Start Supplied entries
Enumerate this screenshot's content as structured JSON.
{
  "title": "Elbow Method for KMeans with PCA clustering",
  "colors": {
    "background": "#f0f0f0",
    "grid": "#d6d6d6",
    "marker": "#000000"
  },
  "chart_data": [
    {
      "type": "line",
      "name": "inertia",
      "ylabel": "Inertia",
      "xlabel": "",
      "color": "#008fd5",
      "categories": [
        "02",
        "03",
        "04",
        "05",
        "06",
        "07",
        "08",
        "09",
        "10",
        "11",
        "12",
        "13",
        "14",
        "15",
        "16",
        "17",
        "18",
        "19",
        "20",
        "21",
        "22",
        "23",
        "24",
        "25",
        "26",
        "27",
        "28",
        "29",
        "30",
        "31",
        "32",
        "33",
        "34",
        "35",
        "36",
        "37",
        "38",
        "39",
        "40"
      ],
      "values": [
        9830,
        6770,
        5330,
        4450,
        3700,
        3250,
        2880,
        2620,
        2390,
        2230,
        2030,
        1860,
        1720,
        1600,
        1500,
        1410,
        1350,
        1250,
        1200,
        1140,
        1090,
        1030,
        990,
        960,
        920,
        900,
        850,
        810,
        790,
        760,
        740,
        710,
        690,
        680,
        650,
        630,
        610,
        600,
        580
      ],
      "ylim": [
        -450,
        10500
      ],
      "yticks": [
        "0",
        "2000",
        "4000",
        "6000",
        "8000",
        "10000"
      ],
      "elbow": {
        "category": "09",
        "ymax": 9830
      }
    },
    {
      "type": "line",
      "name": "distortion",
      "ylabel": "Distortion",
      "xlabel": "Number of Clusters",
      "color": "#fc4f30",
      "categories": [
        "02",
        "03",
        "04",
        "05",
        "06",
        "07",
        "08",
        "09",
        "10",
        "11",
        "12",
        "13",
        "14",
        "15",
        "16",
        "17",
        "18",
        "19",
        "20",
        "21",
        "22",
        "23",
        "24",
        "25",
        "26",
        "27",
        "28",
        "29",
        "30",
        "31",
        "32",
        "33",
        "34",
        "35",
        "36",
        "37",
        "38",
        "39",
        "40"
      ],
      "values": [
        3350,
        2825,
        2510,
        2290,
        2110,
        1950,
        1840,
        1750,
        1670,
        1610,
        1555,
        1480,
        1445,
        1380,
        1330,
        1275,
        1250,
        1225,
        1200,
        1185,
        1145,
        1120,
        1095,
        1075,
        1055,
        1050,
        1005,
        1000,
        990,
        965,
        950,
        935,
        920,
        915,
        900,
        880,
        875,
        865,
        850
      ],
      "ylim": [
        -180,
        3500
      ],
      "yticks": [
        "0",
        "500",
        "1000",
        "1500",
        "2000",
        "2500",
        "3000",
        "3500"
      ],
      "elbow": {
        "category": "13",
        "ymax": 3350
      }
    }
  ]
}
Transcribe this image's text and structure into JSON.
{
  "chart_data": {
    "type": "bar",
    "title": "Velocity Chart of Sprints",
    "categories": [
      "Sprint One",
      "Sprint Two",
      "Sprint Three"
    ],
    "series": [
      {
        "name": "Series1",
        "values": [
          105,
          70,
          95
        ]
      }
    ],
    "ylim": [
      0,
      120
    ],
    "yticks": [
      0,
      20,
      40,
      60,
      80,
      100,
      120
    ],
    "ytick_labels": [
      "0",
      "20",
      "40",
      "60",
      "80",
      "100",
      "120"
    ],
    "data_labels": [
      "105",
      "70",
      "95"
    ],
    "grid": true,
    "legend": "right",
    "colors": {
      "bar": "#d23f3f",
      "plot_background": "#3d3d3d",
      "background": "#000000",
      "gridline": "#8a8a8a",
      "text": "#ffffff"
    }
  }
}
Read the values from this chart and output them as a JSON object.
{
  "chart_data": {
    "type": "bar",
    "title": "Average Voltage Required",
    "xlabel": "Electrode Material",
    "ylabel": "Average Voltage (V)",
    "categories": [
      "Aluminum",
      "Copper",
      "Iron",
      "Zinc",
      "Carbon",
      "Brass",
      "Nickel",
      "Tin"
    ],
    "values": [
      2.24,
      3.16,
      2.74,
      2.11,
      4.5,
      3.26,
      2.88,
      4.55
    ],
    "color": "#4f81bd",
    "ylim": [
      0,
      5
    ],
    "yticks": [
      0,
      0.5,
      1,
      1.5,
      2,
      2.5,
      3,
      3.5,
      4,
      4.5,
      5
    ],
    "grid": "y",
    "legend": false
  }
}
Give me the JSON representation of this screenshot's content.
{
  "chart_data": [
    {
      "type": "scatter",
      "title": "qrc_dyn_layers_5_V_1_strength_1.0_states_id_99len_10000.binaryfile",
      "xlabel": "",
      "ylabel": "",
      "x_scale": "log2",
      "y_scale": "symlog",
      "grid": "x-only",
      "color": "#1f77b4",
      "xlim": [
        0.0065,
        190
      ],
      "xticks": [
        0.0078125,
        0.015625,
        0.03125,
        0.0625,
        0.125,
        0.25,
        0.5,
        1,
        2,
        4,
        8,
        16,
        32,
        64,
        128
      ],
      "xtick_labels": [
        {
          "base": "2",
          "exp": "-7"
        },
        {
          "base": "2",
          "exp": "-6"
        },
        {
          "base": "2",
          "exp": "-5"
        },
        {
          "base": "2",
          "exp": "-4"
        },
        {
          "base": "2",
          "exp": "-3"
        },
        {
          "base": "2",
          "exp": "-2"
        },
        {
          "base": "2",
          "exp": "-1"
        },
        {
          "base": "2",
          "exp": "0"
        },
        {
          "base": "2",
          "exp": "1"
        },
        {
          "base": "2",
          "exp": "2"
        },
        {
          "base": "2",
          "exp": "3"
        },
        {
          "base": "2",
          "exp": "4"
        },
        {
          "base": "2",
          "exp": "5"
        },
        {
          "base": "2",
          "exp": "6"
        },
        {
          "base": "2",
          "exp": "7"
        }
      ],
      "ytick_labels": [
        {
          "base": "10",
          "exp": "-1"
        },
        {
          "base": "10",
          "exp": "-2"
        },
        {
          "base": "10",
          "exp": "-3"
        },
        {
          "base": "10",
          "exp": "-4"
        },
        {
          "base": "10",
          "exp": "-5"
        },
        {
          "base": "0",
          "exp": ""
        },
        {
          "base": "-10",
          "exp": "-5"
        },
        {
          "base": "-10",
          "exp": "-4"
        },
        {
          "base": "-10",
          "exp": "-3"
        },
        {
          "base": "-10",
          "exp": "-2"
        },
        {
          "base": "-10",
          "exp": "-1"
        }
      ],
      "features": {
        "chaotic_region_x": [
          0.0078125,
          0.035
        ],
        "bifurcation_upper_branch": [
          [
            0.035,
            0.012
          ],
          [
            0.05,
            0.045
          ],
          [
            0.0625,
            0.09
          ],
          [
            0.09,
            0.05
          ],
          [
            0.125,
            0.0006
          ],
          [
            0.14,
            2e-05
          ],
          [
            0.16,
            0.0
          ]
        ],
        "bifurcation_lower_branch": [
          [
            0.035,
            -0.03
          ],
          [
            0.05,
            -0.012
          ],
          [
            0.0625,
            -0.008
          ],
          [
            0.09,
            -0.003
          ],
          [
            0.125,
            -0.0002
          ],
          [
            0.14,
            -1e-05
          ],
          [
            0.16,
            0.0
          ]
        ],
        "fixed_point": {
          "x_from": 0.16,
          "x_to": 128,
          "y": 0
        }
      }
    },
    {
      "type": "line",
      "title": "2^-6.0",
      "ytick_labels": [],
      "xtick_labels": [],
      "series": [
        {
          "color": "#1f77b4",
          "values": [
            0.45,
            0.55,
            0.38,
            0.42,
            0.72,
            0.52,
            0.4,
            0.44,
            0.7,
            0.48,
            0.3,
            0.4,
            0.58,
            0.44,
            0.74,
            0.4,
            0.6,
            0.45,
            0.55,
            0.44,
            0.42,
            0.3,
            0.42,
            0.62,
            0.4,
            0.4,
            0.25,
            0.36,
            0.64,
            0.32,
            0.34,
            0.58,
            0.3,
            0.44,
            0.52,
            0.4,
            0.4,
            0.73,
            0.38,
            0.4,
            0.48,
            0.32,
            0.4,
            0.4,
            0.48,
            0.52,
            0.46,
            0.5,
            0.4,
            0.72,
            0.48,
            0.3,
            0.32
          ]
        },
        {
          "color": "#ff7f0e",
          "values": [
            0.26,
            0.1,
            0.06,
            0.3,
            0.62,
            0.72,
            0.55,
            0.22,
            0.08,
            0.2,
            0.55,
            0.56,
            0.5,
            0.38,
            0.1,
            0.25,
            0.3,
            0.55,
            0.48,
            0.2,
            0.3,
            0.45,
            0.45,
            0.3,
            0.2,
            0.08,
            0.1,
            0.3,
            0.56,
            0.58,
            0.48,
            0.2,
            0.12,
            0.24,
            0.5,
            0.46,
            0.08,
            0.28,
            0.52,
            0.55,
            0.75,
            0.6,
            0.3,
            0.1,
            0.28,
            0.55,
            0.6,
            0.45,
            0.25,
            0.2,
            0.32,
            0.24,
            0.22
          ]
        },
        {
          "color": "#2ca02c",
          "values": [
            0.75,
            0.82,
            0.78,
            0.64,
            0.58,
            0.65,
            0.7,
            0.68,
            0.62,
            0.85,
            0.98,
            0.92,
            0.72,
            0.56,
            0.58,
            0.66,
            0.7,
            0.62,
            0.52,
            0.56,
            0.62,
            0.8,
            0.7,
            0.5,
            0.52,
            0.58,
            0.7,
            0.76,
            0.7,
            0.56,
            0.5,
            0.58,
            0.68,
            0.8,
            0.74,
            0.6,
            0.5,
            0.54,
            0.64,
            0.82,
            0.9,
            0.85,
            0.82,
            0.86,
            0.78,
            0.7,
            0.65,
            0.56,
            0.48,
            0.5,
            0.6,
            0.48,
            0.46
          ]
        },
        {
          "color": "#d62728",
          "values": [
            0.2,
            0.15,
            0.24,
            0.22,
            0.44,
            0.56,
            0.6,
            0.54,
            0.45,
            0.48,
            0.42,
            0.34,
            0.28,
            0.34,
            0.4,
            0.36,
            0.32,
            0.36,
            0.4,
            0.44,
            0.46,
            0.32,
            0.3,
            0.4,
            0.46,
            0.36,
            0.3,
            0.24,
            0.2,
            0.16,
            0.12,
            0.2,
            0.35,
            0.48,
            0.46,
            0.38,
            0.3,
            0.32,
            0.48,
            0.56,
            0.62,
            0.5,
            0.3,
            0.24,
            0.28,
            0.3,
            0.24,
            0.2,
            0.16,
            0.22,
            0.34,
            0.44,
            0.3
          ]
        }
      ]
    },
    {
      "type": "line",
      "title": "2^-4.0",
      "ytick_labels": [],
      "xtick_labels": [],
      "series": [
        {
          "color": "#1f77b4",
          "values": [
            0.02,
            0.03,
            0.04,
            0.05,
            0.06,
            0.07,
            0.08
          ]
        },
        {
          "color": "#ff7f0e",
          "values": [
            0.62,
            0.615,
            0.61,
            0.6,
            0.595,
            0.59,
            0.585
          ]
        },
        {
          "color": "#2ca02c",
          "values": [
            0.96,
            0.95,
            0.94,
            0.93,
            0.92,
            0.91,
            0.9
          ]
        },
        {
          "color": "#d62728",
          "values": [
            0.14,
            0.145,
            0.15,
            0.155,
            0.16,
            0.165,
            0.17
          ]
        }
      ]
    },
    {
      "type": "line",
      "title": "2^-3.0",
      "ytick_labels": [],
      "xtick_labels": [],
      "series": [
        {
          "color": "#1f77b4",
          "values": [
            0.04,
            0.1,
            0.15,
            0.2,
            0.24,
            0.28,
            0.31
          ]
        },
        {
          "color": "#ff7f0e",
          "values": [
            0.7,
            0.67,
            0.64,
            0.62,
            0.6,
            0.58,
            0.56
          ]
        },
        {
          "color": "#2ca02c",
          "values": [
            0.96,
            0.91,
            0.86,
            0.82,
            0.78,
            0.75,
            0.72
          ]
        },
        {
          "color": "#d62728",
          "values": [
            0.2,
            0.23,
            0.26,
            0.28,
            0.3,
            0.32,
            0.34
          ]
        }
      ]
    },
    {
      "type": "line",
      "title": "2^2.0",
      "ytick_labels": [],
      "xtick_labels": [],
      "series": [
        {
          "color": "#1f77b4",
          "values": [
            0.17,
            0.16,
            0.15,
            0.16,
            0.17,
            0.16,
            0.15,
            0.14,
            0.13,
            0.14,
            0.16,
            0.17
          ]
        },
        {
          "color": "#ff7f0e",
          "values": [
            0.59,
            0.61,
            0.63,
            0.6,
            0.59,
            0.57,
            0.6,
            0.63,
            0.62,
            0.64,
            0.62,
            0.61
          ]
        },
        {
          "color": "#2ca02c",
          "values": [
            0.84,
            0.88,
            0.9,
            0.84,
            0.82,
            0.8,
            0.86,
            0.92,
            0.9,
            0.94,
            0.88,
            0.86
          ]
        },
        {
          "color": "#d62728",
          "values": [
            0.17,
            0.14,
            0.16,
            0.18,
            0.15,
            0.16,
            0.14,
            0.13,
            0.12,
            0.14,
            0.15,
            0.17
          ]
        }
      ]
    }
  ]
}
End Supplied entries
What is needed: Gather each line from the listing above that holds "Voltage".

Solution to this exercise:
    "title": "Average Voltage Required",
    "ylabel": "Average Voltage (V)",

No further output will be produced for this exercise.